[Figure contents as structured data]
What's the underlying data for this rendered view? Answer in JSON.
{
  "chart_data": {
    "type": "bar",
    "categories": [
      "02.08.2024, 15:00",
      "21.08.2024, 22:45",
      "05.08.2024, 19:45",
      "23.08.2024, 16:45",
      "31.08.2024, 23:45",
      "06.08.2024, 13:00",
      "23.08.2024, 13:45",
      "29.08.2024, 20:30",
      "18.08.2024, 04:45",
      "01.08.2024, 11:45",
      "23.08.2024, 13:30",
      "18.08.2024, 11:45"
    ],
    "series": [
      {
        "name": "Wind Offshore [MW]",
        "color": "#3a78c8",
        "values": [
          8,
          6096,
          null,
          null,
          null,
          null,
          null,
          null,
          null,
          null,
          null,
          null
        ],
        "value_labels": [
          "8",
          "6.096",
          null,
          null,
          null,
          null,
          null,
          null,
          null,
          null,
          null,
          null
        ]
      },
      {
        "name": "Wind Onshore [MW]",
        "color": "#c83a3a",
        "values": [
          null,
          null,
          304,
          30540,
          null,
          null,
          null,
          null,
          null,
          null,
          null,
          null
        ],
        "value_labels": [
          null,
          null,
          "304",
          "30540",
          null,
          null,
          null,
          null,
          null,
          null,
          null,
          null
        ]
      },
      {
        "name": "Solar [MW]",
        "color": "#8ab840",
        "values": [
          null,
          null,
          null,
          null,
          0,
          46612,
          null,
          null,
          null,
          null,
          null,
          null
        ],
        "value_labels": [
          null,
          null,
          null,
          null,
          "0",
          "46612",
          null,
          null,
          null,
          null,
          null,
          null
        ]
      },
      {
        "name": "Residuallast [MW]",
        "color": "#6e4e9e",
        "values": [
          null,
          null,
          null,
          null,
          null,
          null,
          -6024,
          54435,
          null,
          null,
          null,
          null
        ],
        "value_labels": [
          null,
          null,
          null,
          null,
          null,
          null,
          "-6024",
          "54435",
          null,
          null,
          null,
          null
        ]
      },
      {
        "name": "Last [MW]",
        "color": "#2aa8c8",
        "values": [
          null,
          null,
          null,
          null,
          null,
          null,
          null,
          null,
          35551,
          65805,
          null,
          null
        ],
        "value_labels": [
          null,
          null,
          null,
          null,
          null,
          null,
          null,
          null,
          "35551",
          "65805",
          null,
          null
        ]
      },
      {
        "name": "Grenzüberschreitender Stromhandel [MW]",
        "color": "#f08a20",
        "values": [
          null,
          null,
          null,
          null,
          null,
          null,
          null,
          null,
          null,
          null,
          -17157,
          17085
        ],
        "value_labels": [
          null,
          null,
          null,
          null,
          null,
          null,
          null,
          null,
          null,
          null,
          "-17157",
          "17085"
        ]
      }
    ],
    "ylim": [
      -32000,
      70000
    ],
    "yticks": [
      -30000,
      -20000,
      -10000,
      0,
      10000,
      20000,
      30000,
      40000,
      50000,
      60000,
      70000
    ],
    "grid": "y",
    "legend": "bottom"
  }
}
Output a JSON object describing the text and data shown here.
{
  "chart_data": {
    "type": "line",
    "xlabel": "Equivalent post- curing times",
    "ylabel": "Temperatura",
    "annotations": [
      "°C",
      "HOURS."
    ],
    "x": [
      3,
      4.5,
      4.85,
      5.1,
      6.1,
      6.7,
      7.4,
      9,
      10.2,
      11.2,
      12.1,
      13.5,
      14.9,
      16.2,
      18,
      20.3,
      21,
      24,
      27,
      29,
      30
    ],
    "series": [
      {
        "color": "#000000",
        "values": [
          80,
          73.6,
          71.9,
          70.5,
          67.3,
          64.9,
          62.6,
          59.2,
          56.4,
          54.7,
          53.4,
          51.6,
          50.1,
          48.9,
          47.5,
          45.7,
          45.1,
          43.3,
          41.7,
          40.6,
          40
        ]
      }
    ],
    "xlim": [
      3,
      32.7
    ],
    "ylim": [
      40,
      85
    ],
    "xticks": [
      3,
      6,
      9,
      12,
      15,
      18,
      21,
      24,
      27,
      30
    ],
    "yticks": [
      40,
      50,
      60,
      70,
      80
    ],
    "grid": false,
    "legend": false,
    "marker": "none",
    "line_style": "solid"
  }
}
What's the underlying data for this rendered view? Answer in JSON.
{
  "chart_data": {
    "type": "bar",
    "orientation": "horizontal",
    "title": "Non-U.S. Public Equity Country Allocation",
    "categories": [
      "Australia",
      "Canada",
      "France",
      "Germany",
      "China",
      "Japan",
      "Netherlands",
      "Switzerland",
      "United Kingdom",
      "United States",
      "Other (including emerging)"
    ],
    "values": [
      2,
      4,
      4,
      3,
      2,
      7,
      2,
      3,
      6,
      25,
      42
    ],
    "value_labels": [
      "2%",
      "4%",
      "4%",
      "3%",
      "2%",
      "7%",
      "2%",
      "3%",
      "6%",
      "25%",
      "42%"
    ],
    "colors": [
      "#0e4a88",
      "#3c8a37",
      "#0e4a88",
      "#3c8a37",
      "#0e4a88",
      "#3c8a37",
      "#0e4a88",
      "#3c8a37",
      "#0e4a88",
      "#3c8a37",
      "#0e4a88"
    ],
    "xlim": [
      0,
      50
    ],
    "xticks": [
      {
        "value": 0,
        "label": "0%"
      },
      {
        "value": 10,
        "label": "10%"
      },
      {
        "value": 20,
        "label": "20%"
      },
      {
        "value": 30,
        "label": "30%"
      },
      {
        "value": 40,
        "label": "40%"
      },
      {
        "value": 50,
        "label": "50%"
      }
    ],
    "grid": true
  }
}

● What is required:
Gather from the entries above all lines that include the string "name".

● The output:
        "name": "Wind Offshore [MW]",
        "name": "Wind Onshore [MW]",
        "name": "Solar [MW]",
        "name": "Residuallast [MW]",
        "name": "Last [MW]",
        "name": "Grenzüberschreitender Stromhandel [MW]",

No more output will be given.